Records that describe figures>
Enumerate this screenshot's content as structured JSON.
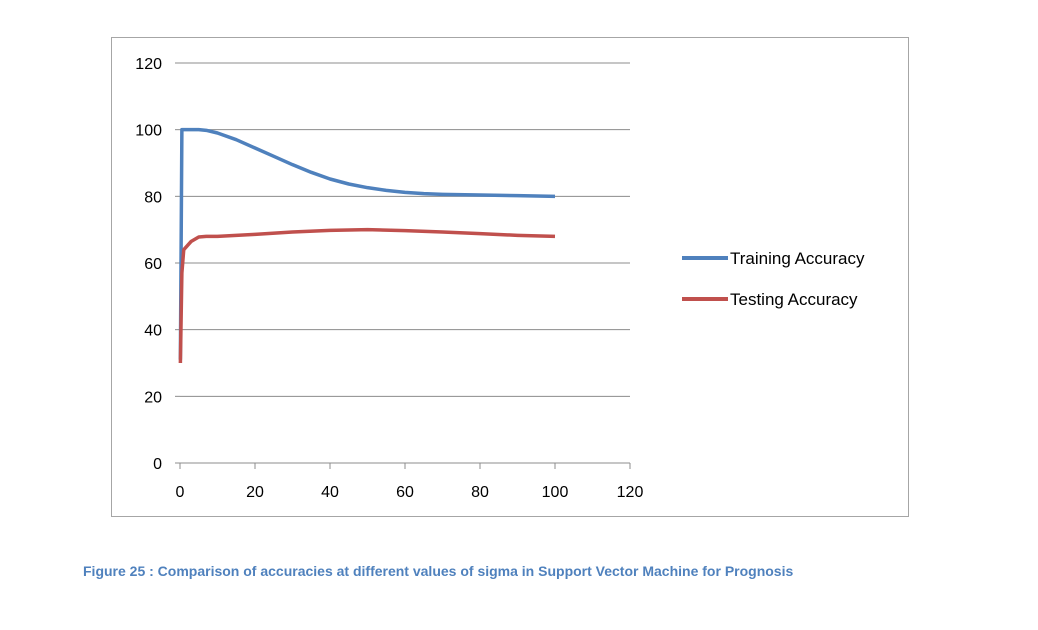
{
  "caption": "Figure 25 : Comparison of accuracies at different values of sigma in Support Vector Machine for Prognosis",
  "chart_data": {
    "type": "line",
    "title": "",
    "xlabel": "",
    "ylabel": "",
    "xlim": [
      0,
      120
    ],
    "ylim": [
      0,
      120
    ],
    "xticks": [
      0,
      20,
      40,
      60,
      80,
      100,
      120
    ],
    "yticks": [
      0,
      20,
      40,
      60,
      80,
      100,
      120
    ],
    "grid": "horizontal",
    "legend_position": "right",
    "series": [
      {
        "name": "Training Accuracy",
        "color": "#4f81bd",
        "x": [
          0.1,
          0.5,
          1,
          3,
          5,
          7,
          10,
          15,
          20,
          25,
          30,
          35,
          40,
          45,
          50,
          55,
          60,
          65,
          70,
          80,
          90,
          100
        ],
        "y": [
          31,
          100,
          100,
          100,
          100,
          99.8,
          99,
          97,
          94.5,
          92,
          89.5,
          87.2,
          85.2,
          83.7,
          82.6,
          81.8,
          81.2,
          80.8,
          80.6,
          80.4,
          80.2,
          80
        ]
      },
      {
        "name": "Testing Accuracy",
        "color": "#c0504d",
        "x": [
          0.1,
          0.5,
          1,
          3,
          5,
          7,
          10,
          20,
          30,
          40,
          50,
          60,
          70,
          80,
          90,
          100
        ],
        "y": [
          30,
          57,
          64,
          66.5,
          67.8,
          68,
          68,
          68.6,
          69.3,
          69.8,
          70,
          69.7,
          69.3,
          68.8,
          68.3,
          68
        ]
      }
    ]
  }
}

SET EXERCISE> Without including the pictures, reproduce all entries exactly.

RESULT>
Enumerate this screenshot's content as structured JSON.
{
  "caption": "Figure 25 : Comparison of accuracies at different values of sigma in Support Vector Machine for Prognosis",
  "chart_data": {
    "type": "line",
    "title": "",
    "xlabel": "",
    "ylabel": "",
    "xlim": [
      0,
      120
    ],
    "ylim": [
      0,
      120
    ],
    "xticks": [
      0,
      20,
      40,
      60,
      80,
      100,
      120
    ],
    "yticks": [
      0,
      20,
      40,
      60,
      80,
      100,
      120
    ],
    "grid": "horizontal",
    "legend_position": "right",
    "series": [
      {
        "name": "Training Accuracy",
        "color": "#4f81bd",
        "x": [
          0.1,
          0.5,
          1,
          3,
          5,
          7,
          10,
          15,
          20,
          25,
          30,
          35,
          40,
          45,
          50,
          55,
          60,
          65,
          70,
          80,
          90,
          100
        ],
        "y": [
          31,
          100,
          100,
          100,
          100,
          99.8,
          99,
          97,
          94.5,
          92,
          89.5,
          87.2,
          85.2,
          83.7,
          82.6,
          81.8,
          81.2,
          80.8,
          80.6,
          80.4,
          80.2,
          80
        ]
      },
      {
        "name": "Testing Accuracy",
        "color": "#c0504d",
        "x": [
          0.1,
          0.5,
          1,
          3,
          5,
          7,
          10,
          20,
          30,
          40,
          50,
          60,
          70,
          80,
          90,
          100
        ],
        "y": [
          30,
          57,
          64,
          66.5,
          67.8,
          68,
          68,
          68.6,
          69.3,
          69.8,
          70,
          69.7,
          69.3,
          68.8,
          68.3,
          68
        ]
      }
    ]
  }
}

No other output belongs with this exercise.